■ **Records to use**
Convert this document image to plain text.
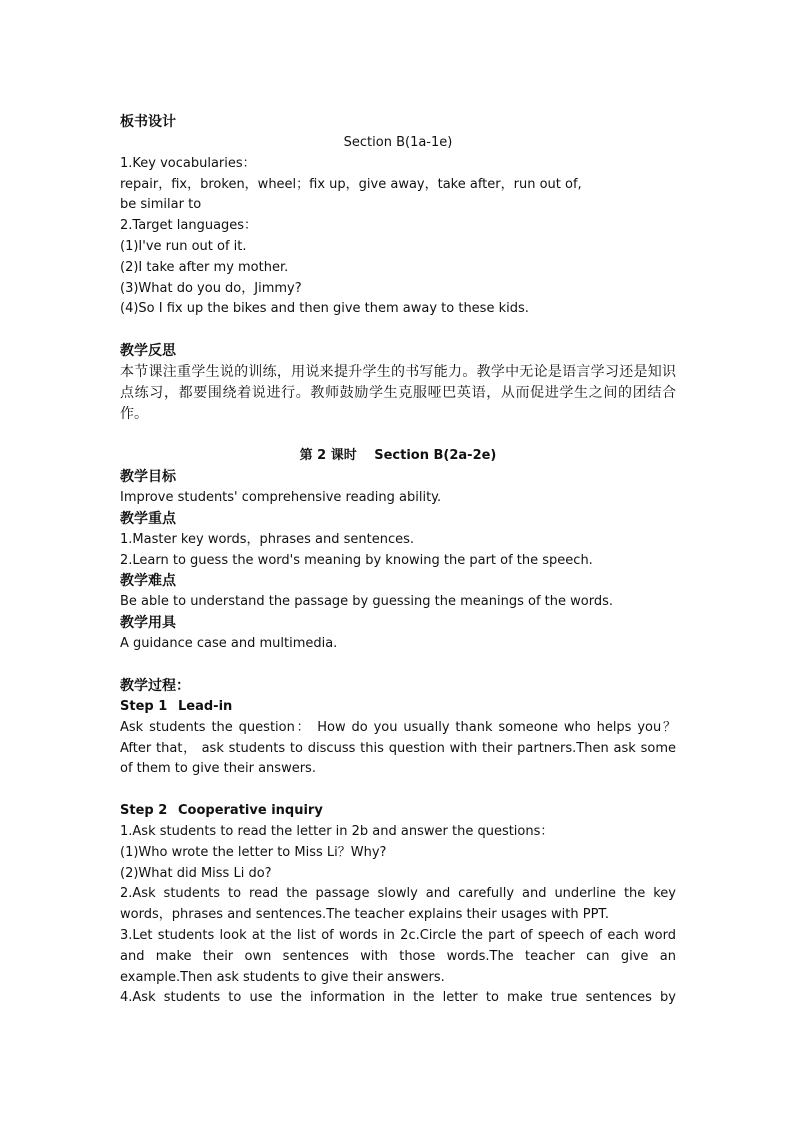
板书设计
Section B(1a-1e)
1.Key vocabularies：
repair，fix，broken，wheel；fix up，give away，take after，run out of,
be similar to
2.Target languages：
(1)I've run out of it.
(2)I take after my mother.
(3)What do you do，Jimmy?
(4)So I fix up the bikes and then give them away to these kids.
教学反思
本节课注重学生说的训练，用说来提升学生的书写能力。教学中无论是语言学习还是知识点练习，都要围绕着说进行。教师鼓励学生克服哑巴英语，从而促进学生之间的团结合作。
第 2 课时　 Section B(2a-2e)
教学目标
Improve students' comprehensive reading ability.
教学重点
1.Master key words，phrases and sentences.
2.Learn to guess the word's meaning by knowing the part of the speech.
教学难点
Be able to understand the passage by guessing the meanings of the words.
教学用具
A guidance case and multimedia.
教学过程：
Step 1 Lead-in
Ask students the question： How do you usually thank someone who helps you？ After that， ask students to discuss this question with their partners.Then ask some of them to give their answers.
Step 2 Cooperative inquiry
1.Ask students to read the letter in 2b and answer the questions：
(1)Who wrote the letter to Miss Li？Why?
(2)What did Miss Li do?
2.Ask students to read the passage slowly and carefully and underline the key words，phrases and sentences.The teacher explains their usages with PPT.
3.Let students look at the list of words in 2c.Circle the part of speech of each word and make their own sentences with those words.The teacher can give an example.Then ask students to give their answers.
4.Ask students to use the information in the letter to make true sentences by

■ **Stated goal**
Transcribe the whole listing exactly. Pictures stay out of your copy.

■ **The response**
Convert this document image to plain text.
板书设计
Section B(1a-1e)
1.Key vocabularies：
repair，fix，broken，wheel；fix up，give away，take after，run out of,
be similar to
2.Target languages：
(1)I've run out of it.
(2)I take after my mother.
(3)What do you do，Jimmy?
(4)So I fix up the bikes and then give them away to these kids.
教学反思
本节课注重学生说的训练，用说来提升学生的书写能力。教学中无论是语言学习还是知识点练习，都要围绕着说进行。教师鼓励学生克服哑巴英语，从而促进学生之间的团结合作。
第 2 课时　 Section B(2a-2e)
教学目标
Improve students' comprehensive reading ability.
教学重点
1.Master key words，phrases and sentences.
2.Learn to guess the word's meaning by knowing the part of the speech.
教学难点
Be able to understand the passage by guessing the meanings of the words.
教学用具
A guidance case and multimedia.
教学过程：
Step 1 Lead-in
Ask students the question： How do you usually thank someone who helps you？ After that， ask students to discuss this question with their partners.Then ask some of them to give their answers.
Step 2 Cooperative inquiry
1.Ask students to read the letter in 2b and answer the questions：
(1)Who wrote the letter to Miss Li？Why?
(2)What did Miss Li do?
2.Ask students to read the passage slowly and carefully and underline the key words，phrases and sentences.The teacher explains their usages with PPT.
3.Let students look at the list of words in 2c.Circle the part of speech of each word and make their own sentences with those words.The teacher can give an example.Then ask students to give their answers.
4.Ask students to use the information in the letter to make true sentences by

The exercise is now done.